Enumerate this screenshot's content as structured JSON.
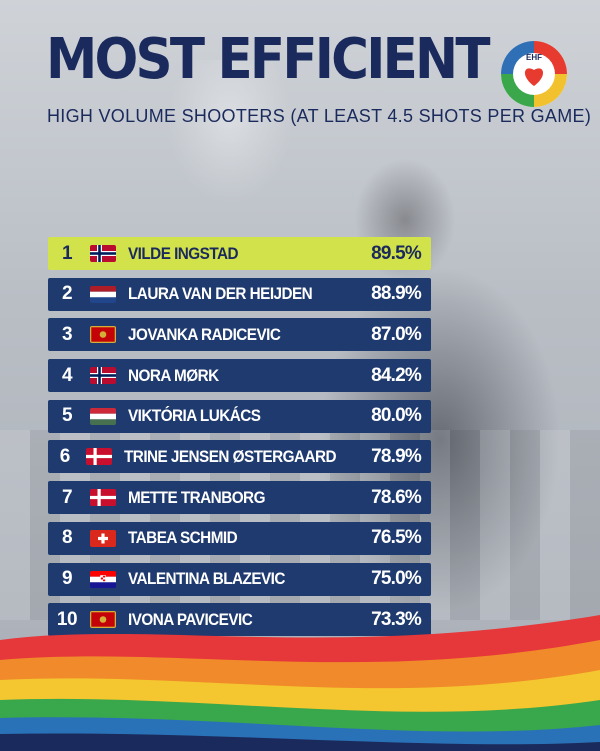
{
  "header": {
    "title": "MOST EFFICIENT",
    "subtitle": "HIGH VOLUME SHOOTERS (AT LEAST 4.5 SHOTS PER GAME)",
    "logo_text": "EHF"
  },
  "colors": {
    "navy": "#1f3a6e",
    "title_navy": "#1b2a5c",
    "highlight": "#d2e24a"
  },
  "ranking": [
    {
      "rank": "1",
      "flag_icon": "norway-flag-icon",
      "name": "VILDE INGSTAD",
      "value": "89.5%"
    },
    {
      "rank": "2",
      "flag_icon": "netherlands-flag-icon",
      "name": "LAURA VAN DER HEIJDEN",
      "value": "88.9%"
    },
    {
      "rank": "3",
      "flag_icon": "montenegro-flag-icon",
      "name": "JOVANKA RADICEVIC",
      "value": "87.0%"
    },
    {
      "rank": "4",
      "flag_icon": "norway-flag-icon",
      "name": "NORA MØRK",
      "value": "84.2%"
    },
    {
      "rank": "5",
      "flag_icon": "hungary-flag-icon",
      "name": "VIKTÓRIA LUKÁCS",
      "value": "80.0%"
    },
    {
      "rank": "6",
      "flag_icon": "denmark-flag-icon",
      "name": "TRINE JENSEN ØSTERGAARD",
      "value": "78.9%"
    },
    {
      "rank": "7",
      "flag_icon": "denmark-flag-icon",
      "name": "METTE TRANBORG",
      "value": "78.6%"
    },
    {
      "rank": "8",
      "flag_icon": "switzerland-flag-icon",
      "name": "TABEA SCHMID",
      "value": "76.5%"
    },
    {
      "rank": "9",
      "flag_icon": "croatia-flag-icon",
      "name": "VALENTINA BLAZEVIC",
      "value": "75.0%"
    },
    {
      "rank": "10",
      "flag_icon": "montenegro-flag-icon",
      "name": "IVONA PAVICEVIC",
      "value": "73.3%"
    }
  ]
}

● ● ● ● ●

[The task]
Quote every line word for word and keep the images out of the copy.

[Written reply]
Enumerate this screenshot's content as structured JSON.
{
  "header": {
    "title": "MOST EFFICIENT",
    "subtitle": "HIGH VOLUME SHOOTERS (AT LEAST 4.5 SHOTS PER GAME)",
    "logo_text": "EHF"
  },
  "colors": {
    "navy": "#1f3a6e",
    "title_navy": "#1b2a5c",
    "highlight": "#d2e24a"
  },
  "ranking": [
    {
      "rank": "1",
      "flag_icon": "norway-flag-icon",
      "name": "VILDE INGSTAD",
      "value": "89.5%"
    },
    {
      "rank": "2",
      "flag_icon": "netherlands-flag-icon",
      "name": "LAURA VAN DER HEIJDEN",
      "value": "88.9%"
    },
    {
      "rank": "3",
      "flag_icon": "montenegro-flag-icon",
      "name": "JOVANKA RADICEVIC",
      "value": "87.0%"
    },
    {
      "rank": "4",
      "flag_icon": "norway-flag-icon",
      "name": "NORA MØRK",
      "value": "84.2%"
    },
    {
      "rank": "5",
      "flag_icon": "hungary-flag-icon",
      "name": "VIKTÓRIA LUKÁCS",
      "value": "80.0%"
    },
    {
      "rank": "6",
      "flag_icon": "denmark-flag-icon",
      "name": "TRINE JENSEN ØSTERGAARD",
      "value": "78.9%"
    },
    {
      "rank": "7",
      "flag_icon": "denmark-flag-icon",
      "name": "METTE TRANBORG",
      "value": "78.6%"
    },
    {
      "rank": "8",
      "flag_icon": "switzerland-flag-icon",
      "name": "TABEA SCHMID",
      "value": "76.5%"
    },
    {
      "rank": "9",
      "flag_icon": "croatia-flag-icon",
      "name": "VALENTINA BLAZEVIC",
      "value": "75.0%"
    },
    {
      "rank": "10",
      "flag_icon": "montenegro-flag-icon",
      "name": "IVONA PAVICEVIC",
      "value": "73.3%"
    }
  ]
}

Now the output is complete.